╭─ SUPPLIED INFORMATION

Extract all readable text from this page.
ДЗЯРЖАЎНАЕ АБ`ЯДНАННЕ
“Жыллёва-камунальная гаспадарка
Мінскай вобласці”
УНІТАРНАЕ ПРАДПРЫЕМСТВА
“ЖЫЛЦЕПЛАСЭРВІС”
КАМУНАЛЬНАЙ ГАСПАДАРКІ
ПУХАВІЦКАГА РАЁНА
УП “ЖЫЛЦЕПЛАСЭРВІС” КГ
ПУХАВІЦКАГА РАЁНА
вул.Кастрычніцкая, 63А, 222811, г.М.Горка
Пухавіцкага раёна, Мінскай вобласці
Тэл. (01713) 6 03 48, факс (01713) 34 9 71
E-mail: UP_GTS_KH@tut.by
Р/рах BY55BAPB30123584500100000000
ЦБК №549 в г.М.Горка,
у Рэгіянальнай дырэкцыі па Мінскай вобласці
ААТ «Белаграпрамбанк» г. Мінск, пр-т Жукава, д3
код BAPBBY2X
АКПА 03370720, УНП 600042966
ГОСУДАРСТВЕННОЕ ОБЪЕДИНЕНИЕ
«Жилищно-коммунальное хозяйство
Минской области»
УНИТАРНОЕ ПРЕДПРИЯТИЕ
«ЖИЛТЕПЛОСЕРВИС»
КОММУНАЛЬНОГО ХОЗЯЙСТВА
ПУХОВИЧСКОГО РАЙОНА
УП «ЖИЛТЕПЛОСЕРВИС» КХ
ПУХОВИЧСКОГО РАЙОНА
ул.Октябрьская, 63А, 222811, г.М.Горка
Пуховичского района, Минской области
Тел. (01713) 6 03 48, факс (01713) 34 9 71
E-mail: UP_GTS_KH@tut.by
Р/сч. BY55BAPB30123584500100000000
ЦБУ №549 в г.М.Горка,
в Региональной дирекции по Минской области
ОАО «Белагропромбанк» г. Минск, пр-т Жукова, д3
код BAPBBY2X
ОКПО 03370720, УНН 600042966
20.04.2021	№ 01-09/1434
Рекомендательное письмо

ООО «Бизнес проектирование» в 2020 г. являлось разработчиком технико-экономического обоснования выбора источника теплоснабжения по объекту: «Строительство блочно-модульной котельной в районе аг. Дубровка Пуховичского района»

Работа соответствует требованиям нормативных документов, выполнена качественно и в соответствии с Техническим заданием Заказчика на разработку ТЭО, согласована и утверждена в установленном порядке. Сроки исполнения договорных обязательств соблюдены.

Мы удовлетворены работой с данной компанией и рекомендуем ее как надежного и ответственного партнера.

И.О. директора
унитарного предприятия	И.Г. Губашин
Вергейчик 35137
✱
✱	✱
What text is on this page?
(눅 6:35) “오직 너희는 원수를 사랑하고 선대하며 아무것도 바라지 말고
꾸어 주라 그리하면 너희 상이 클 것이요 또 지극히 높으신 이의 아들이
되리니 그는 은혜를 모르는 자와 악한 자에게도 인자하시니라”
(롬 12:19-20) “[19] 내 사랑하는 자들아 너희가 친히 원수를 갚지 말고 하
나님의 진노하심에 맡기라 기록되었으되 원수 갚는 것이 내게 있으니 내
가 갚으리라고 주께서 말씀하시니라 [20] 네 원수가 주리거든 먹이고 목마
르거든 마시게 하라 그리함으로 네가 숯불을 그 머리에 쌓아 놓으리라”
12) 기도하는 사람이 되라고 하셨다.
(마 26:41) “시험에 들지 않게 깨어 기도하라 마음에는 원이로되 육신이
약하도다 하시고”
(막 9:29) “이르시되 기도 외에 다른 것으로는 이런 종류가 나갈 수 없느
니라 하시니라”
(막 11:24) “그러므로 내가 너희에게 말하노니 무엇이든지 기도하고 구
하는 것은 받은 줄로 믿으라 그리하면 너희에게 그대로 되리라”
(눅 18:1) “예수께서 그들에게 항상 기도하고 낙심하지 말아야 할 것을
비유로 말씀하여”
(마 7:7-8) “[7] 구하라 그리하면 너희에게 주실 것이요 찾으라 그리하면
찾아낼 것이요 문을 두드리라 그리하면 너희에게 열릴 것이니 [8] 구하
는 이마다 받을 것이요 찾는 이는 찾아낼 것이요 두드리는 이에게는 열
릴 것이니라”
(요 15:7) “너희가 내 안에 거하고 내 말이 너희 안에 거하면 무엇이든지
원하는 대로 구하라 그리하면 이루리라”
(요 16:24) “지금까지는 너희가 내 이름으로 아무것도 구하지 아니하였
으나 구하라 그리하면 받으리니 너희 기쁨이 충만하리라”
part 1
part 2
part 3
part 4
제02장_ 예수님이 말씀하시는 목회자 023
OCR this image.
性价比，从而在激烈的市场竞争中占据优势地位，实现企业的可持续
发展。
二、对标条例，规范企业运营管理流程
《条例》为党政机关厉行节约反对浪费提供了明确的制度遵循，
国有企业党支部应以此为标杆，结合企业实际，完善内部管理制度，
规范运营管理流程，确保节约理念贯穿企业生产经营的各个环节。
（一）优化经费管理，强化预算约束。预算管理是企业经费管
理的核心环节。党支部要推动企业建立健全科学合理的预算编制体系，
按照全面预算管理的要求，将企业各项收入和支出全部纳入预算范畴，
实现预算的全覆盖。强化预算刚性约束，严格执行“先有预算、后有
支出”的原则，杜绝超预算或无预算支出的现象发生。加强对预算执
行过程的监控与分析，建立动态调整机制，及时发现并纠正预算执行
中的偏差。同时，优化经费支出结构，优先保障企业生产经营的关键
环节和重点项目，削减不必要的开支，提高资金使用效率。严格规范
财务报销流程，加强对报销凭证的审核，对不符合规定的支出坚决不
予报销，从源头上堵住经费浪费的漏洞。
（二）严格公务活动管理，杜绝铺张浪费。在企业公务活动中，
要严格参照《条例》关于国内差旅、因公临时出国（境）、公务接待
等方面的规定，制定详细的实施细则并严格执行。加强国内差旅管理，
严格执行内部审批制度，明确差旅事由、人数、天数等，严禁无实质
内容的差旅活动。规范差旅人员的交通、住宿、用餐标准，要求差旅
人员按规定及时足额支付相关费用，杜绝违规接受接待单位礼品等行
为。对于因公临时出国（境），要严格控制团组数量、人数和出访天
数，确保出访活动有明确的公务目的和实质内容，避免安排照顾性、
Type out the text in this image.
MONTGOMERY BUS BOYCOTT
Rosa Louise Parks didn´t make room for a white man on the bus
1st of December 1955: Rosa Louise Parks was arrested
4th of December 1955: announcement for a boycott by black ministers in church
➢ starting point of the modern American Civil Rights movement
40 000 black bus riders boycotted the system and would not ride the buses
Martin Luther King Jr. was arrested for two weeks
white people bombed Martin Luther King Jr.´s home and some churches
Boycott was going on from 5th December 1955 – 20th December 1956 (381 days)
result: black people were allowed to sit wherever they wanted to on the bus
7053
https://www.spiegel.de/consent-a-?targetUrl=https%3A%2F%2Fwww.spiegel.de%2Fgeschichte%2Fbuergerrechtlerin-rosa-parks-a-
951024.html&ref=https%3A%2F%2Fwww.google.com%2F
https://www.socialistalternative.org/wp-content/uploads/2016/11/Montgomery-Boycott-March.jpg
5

╰─

* TASK STATEMENT: Find every line with the word "King" and state how many there are, with no other words.

* SOLUTION TO THE EXERCISE: 2